What the task asks> Give the number of lines in the entries that contain "Coffret". State only the count.

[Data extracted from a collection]
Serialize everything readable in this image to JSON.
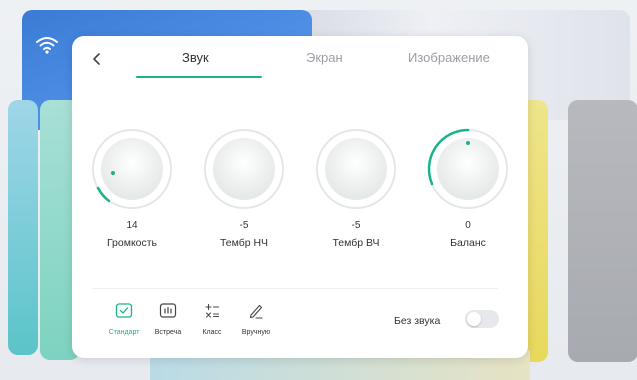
{
  "tabs": [
    {
      "label": "Звук",
      "active": true
    },
    {
      "label": "Экран",
      "active": false
    },
    {
      "label": "Изображение",
      "active": false
    }
  ],
  "knobs": [
    {
      "value": "14",
      "label": "Громкость"
    },
    {
      "value": "-5",
      "label": "Тембр НЧ"
    },
    {
      "value": "-5",
      "label": "Тембр ВЧ"
    },
    {
      "value": "0",
      "label": "Баланс"
    }
  ],
  "modes": [
    {
      "label": "Стандарт",
      "active": true,
      "icon": "check-box-icon"
    },
    {
      "label": "Встреча",
      "active": false,
      "icon": "equalizer-box-icon"
    },
    {
      "label": "Класс",
      "active": false,
      "icon": "math-symbols-icon"
    },
    {
      "label": "Вручную",
      "active": false,
      "icon": "pen-icon"
    }
  ],
  "mute": {
    "label": "Без звука",
    "on": false
  },
  "colors": {
    "accent": "#19b38d",
    "panel": "#ffffff",
    "text": "#333333",
    "muted": "#9a9ea6"
  }
}
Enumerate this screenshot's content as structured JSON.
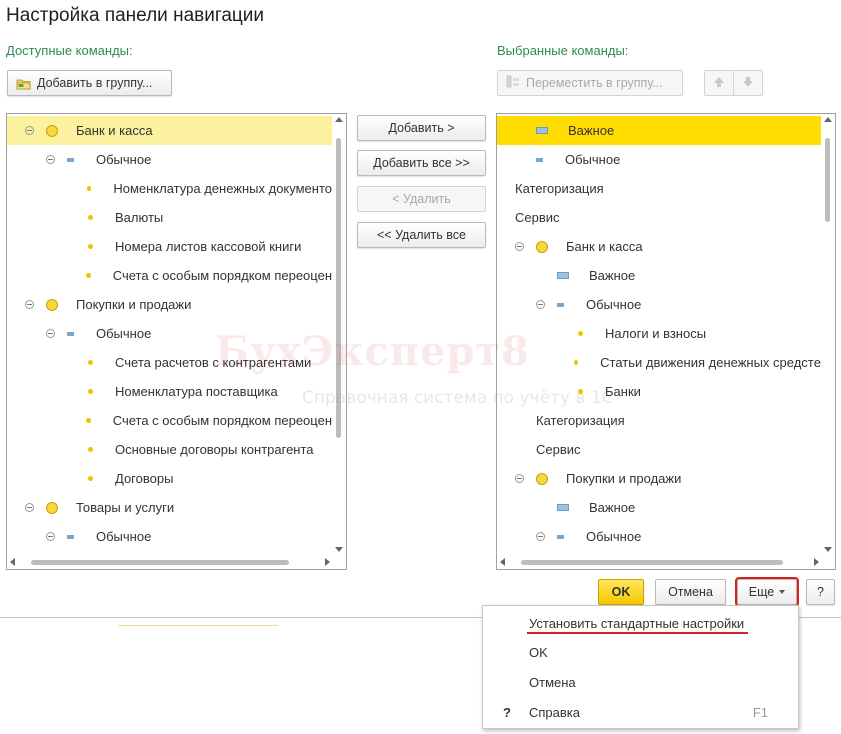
{
  "window": {
    "title": "Настройка панели навигации"
  },
  "available": {
    "label": "Доступные команды:",
    "add_to_group_label": "Добавить в группу...",
    "tree": [
      {
        "text": "Банк и касса",
        "level": 0,
        "icon": "circle-big",
        "expander": true,
        "selected": true
      },
      {
        "text": "Обычное",
        "level": 1,
        "icon": "rect-blue-sm",
        "expander": true
      },
      {
        "text": "Номенклатура денежных документо",
        "level": 2,
        "icon": "dot-small"
      },
      {
        "text": "Валюты",
        "level": 2,
        "icon": "dot-small"
      },
      {
        "text": "Номера листов кассовой книги",
        "level": 2,
        "icon": "dot-small"
      },
      {
        "text": "Счета с особым порядком переоцен",
        "level": 2,
        "icon": "dot-small"
      },
      {
        "text": "Покупки и продажи",
        "level": 0,
        "icon": "circle-big",
        "expander": true
      },
      {
        "text": "Обычное",
        "level": 1,
        "icon": "rect-blue-sm",
        "expander": true
      },
      {
        "text": "Счета расчетов с контрагентами",
        "level": 2,
        "icon": "dot-small"
      },
      {
        "text": "Номенклатура поставщика",
        "level": 2,
        "icon": "dot-small"
      },
      {
        "text": "Счета с особым порядком переоцен",
        "level": 2,
        "icon": "dot-small"
      },
      {
        "text": "Основные договоры контрагента",
        "level": 2,
        "icon": "dot-small"
      },
      {
        "text": "Договоры",
        "level": 2,
        "icon": "dot-small"
      },
      {
        "text": "Товары и услуги",
        "level": 0,
        "icon": "circle-big",
        "expander": true
      },
      {
        "text": "Обычное",
        "level": 1,
        "icon": "rect-blue-sm",
        "expander": true
      }
    ]
  },
  "middle": {
    "add_label": "Добавить >",
    "add_all_label": "Добавить все >>",
    "remove_label": "< Удалить",
    "remove_all_label": "<< Удалить все"
  },
  "selected": {
    "label": "Выбранные команды:",
    "move_to_group_label": "Переместить в группу...",
    "tree": [
      {
        "text": "Важное",
        "level": 0,
        "icon": "rect-blue-lg",
        "selected": true
      },
      {
        "text": "Обычное",
        "level": 0,
        "icon": "rect-blue-sm"
      },
      {
        "text": "Категоризация",
        "level": 0,
        "icon": "none"
      },
      {
        "text": "Сервис",
        "level": 0,
        "icon": "none"
      },
      {
        "text": "Банк и касса",
        "level": 0,
        "icon": "circle-big",
        "expander": true
      },
      {
        "text": "Важное",
        "level": 1,
        "icon": "rect-blue-lg"
      },
      {
        "text": "Обычное",
        "level": 1,
        "icon": "rect-blue-sm",
        "expander": true
      },
      {
        "text": "Налоги и взносы",
        "level": 2,
        "icon": "dot-small"
      },
      {
        "text": "Статьи движения денежных средстe",
        "level": 2,
        "icon": "dot-small"
      },
      {
        "text": "Банки",
        "level": 2,
        "icon": "dot-small"
      },
      {
        "text": "Категоризация",
        "level": 1,
        "icon": "none"
      },
      {
        "text": "Сервис",
        "level": 1,
        "icon": "none"
      },
      {
        "text": "Покупки и продажи",
        "level": 0,
        "icon": "circle-big",
        "expander": true
      },
      {
        "text": "Важное",
        "level": 1,
        "icon": "rect-blue-lg"
      },
      {
        "text": "Обычное",
        "level": 1,
        "icon": "rect-blue-sm",
        "expander": true
      }
    ]
  },
  "footer": {
    "ok_label": "OK",
    "cancel_label": "Отмена",
    "more_label": "Еще",
    "help_label": "?"
  },
  "more_menu": {
    "items": [
      {
        "label": "Установить стандартные настройки",
        "icon": "",
        "shortcut": ""
      },
      {
        "label": "OK",
        "icon": "",
        "shortcut": ""
      },
      {
        "label": "Отмена",
        "icon": "",
        "shortcut": ""
      },
      {
        "label": "Справка",
        "icon": "?",
        "shortcut": "F1"
      }
    ]
  },
  "watermark": {
    "brand": "БухЭксперт8",
    "tagline": "Справочная система по учёту в 1С"
  },
  "colors": {
    "accent_green": "#2e8b57",
    "selection_yellow": "#fbf19f",
    "selection_yellow_strong": "#ffdd00",
    "primary_button": "#f5c800",
    "highlight_red": "#d62020"
  }
}
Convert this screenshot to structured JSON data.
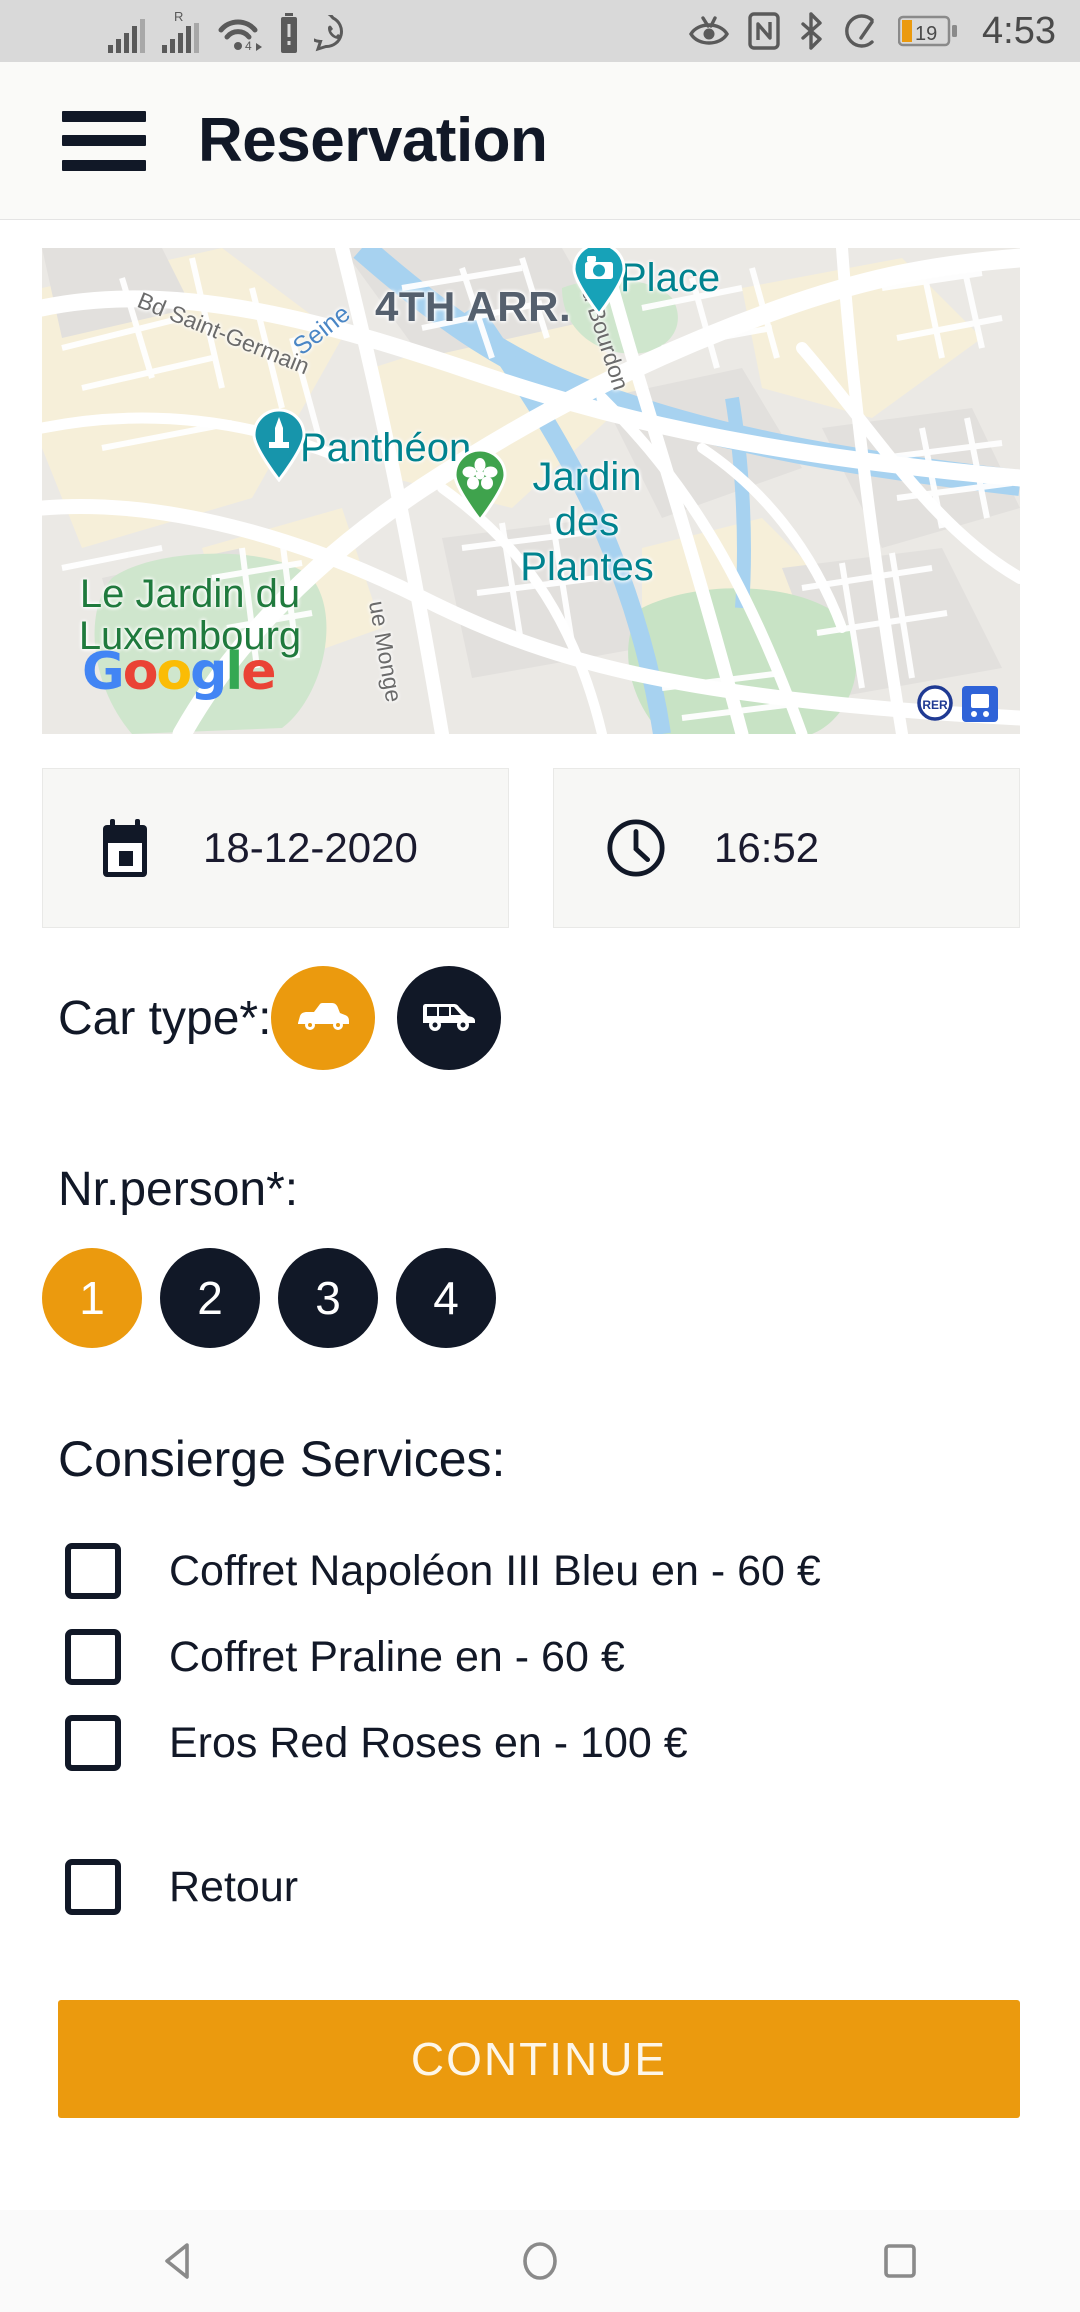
{
  "status_bar": {
    "time": "4:53",
    "battery_percent": "19",
    "icons": [
      "signal-bars-icon",
      "roaming-signal-bars-icon",
      "wifi-4g-icon",
      "battery-alert-icon",
      "whatsapp-icon",
      "eye-comfort-icon",
      "nfc-icon",
      "bluetooth-icon",
      "data-saver-icon",
      "battery-icon"
    ]
  },
  "header": {
    "title": "Reservation",
    "menu_icon": "hamburger-menu-icon"
  },
  "map": {
    "provider_logo": {
      "g1": "G",
      "o1": "o",
      "o2": "o",
      "g2": "g",
      "l": "l",
      "e": "e"
    },
    "labels": {
      "arrondissement": "4TH ARR.",
      "river": "Seine",
      "street_saint_germain": "Bd Saint-Germain",
      "street_bourdon": "Bd Bourdon",
      "street_monge": "ue Monge",
      "park_luxembourg": "Le Jardin du Luxembourg",
      "poi_pantheon": "Panthéon",
      "poi_place": "Place",
      "poi_jardin_plantes": "Jardin des Plantes"
    },
    "pins": [
      {
        "name": "place-camera-pin",
        "icon": "camera-pin-icon",
        "color": "#00a0b0"
      },
      {
        "name": "pantheon-pin",
        "icon": "monument-pin-icon",
        "color": "#00a0b0"
      },
      {
        "name": "jardin-des-plantes-pin",
        "icon": "flower-pin-icon",
        "color": "#3fa34d"
      }
    ],
    "transit_icons": [
      "rer-icon",
      "train-station-icon"
    ]
  },
  "datetime": {
    "date_icon": "calendar-icon",
    "date_value": "18-12-2020",
    "time_icon": "clock-icon",
    "time_value": "16:52"
  },
  "car_type": {
    "label": "Car type*:",
    "options": [
      {
        "name": "sedan",
        "icon": "car-sedan-icon",
        "selected": true
      },
      {
        "name": "van",
        "icon": "van-icon",
        "selected": false
      }
    ]
  },
  "nr_person": {
    "label": "Nr.person*:",
    "options": [
      "1",
      "2",
      "3",
      "4"
    ],
    "selected": "1"
  },
  "consierge": {
    "label": "Consierge Services:",
    "items": [
      {
        "label": "Coffret Napoléon III Bleu en - 60 €",
        "checked": false
      },
      {
        "label": "Coffret Praline en - 60 €",
        "checked": false
      },
      {
        "label": "Eros Red Roses en - 100 €",
        "checked": false
      }
    ],
    "retour": {
      "label": "Retour",
      "checked": false
    }
  },
  "primary_action": {
    "label": "CONTINUE"
  },
  "nav_bar": {
    "back_icon": "back-triangle-icon",
    "home_icon": "home-circle-icon",
    "recents_icon": "recents-square-icon"
  },
  "colors": {
    "accent_orange": "#eb9a0e",
    "dark_navy": "#111827",
    "status_bar_bg": "#d9d9d9",
    "appbar_bg": "#fafaf8",
    "field_bg": "#f7f7f5"
  }
}
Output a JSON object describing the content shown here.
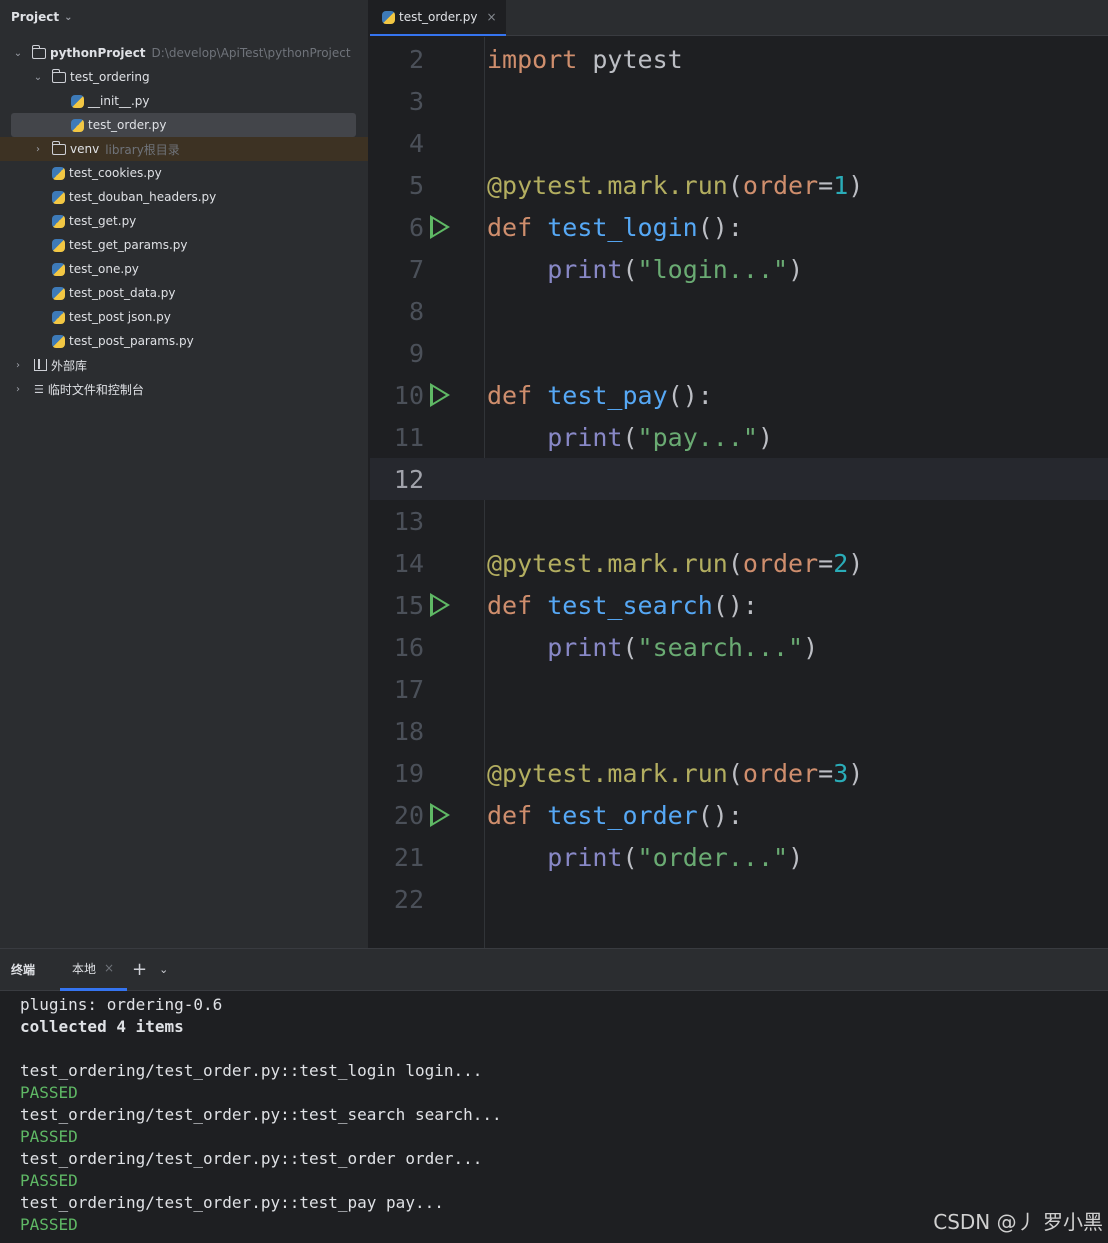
{
  "project_panel": {
    "title": "Project",
    "tree": [
      {
        "label": "pythonProject",
        "path": "D:\\develop\\ApiTest\\pythonProject"
      },
      {
        "label": "test_ordering"
      },
      {
        "label": "__init__.py"
      },
      {
        "label": "test_order.py"
      },
      {
        "label": "venv",
        "note": "library根目录"
      },
      {
        "label": "test_cookies.py"
      },
      {
        "label": "test_douban_headers.py"
      },
      {
        "label": "test_get.py"
      },
      {
        "label": "test_get_params.py"
      },
      {
        "label": "test_one.py"
      },
      {
        "label": "test_post_data.py"
      },
      {
        "label": "test_post json.py"
      },
      {
        "label": "test_post_params.py"
      },
      {
        "label": "外部库"
      },
      {
        "label": "临时文件和控制台"
      }
    ]
  },
  "editor": {
    "tab_label": "test_order.py",
    "current_line": 12,
    "line_numbers": [
      "2",
      "3",
      "4",
      "5",
      "6",
      "7",
      "8",
      "9",
      "10",
      "11",
      "12",
      "13",
      "14",
      "15",
      "16",
      "17",
      "18",
      "19",
      "20",
      "21",
      "22"
    ],
    "run_gutter_lines": [
      6,
      10,
      15,
      20
    ],
    "code": {
      "l2": [
        "import",
        " pytest"
      ],
      "l5": [
        "@pytest.mark.run",
        "(",
        "order",
        "=",
        "1",
        ")"
      ],
      "l6": [
        "def",
        " ",
        "test_login",
        "():"
      ],
      "l7": [
        "    ",
        "print",
        "(",
        "\"login...\"",
        ")"
      ],
      "l10": [
        "def",
        " ",
        "test_pay",
        "():"
      ],
      "l11": [
        "    ",
        "print",
        "(",
        "\"pay...\"",
        ")"
      ],
      "l14": [
        "@pytest.mark.run",
        "(",
        "order",
        "=",
        "2",
        ")"
      ],
      "l15": [
        "def",
        " ",
        "test_search",
        "():"
      ],
      "l16": [
        "    ",
        "print",
        "(",
        "\"search...\"",
        ")"
      ],
      "l19": [
        "@pytest.mark.run",
        "(",
        "order",
        "=",
        "3",
        ")"
      ],
      "l20": [
        "def",
        " ",
        "test_order",
        "():"
      ],
      "l21": [
        "    ",
        "print",
        "(",
        "\"order...\"",
        ")"
      ]
    }
  },
  "terminal": {
    "title": "终端",
    "tab_label": "本地",
    "lines": [
      {
        "text": "plugins: ordering-0.6",
        "style": "normal"
      },
      {
        "text": "collected 4 items",
        "style": "bold"
      },
      {
        "text": "",
        "style": "normal"
      },
      {
        "text": "test_ordering/test_order.py::test_login login...",
        "style": "normal"
      },
      {
        "text": "PASSED",
        "style": "passed"
      },
      {
        "text": "test_ordering/test_order.py::test_search search...",
        "style": "normal"
      },
      {
        "text": "PASSED",
        "style": "passed"
      },
      {
        "text": "test_ordering/test_order.py::test_order order...",
        "style": "normal"
      },
      {
        "text": "PASSED",
        "style": "passed"
      },
      {
        "text": "test_ordering/test_order.py::test_pay pay...",
        "style": "normal"
      },
      {
        "text": "PASSED",
        "style": "passed"
      }
    ]
  },
  "watermark": "CSDN @丿 罗小黑",
  "colors": {
    "accent": "#3574f0",
    "run_green": "#5fb865",
    "keyword": "#cf8e6d",
    "function": "#56a8f5",
    "string": "#6aab73",
    "number": "#2aacb8"
  }
}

Solution> 2